■ **Problem statement**: In the material below, count the lines with the word "What" and state that number only.

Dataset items
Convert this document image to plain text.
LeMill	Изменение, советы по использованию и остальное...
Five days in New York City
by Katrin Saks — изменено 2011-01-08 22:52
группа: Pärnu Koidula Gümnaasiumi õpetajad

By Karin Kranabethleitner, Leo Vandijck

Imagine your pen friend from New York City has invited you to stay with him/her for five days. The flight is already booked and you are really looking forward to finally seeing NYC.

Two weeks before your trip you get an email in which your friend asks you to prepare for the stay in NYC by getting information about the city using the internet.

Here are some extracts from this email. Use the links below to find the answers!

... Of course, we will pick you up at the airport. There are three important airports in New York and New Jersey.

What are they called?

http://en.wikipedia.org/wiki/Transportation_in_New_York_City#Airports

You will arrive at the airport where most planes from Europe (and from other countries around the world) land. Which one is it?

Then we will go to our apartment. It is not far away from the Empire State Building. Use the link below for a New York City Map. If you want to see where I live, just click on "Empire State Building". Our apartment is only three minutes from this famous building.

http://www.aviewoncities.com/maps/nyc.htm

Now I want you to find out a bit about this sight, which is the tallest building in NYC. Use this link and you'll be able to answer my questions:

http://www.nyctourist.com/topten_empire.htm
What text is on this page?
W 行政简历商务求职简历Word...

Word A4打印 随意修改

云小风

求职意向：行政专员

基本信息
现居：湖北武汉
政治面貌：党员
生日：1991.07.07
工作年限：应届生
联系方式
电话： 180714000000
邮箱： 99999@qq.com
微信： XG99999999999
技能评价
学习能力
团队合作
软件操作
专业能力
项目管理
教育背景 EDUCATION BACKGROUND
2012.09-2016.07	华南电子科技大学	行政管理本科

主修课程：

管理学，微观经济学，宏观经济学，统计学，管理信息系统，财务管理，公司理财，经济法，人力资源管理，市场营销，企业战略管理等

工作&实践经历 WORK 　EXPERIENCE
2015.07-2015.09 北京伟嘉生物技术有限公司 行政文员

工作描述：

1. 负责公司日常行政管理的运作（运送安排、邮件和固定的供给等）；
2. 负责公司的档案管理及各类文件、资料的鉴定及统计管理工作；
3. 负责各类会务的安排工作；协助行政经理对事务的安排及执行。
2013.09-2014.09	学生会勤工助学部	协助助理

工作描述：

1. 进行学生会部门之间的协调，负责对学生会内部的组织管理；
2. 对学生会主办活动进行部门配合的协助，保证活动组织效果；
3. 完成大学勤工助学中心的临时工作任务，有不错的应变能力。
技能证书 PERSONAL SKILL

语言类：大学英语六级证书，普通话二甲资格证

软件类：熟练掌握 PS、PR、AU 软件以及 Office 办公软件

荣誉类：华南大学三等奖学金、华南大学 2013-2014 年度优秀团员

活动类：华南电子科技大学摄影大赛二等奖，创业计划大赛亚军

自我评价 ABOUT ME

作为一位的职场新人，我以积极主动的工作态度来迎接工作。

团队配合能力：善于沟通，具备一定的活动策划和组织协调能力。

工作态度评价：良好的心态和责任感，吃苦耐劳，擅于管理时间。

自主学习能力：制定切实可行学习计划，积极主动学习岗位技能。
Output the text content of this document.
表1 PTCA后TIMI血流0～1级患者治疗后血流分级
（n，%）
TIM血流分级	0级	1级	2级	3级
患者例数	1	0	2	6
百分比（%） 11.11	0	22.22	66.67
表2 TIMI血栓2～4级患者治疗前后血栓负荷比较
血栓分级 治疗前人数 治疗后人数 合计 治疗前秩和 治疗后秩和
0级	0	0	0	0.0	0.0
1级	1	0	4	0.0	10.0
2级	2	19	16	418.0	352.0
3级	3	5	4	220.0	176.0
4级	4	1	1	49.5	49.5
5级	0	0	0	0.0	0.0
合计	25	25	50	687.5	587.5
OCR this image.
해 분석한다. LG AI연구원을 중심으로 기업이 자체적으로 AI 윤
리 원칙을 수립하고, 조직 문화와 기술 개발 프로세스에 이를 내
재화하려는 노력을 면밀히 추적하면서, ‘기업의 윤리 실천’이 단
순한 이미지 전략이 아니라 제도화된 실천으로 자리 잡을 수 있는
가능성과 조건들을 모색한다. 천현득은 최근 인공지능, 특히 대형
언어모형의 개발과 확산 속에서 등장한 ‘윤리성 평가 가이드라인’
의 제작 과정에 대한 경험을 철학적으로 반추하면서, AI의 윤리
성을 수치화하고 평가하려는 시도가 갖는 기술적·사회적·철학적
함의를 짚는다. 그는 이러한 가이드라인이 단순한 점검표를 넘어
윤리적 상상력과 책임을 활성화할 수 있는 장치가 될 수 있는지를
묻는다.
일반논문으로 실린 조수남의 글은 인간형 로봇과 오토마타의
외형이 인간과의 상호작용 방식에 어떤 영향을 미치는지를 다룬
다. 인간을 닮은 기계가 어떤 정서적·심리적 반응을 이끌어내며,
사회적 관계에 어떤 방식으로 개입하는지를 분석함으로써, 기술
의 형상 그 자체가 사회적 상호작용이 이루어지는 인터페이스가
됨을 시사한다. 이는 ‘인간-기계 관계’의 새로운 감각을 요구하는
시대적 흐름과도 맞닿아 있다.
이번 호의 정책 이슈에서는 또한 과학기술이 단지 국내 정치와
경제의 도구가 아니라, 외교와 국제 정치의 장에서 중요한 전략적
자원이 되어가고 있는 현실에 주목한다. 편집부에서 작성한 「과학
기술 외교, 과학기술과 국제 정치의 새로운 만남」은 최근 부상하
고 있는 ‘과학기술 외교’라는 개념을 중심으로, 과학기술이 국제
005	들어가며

■ **Solution to the exercise**: 2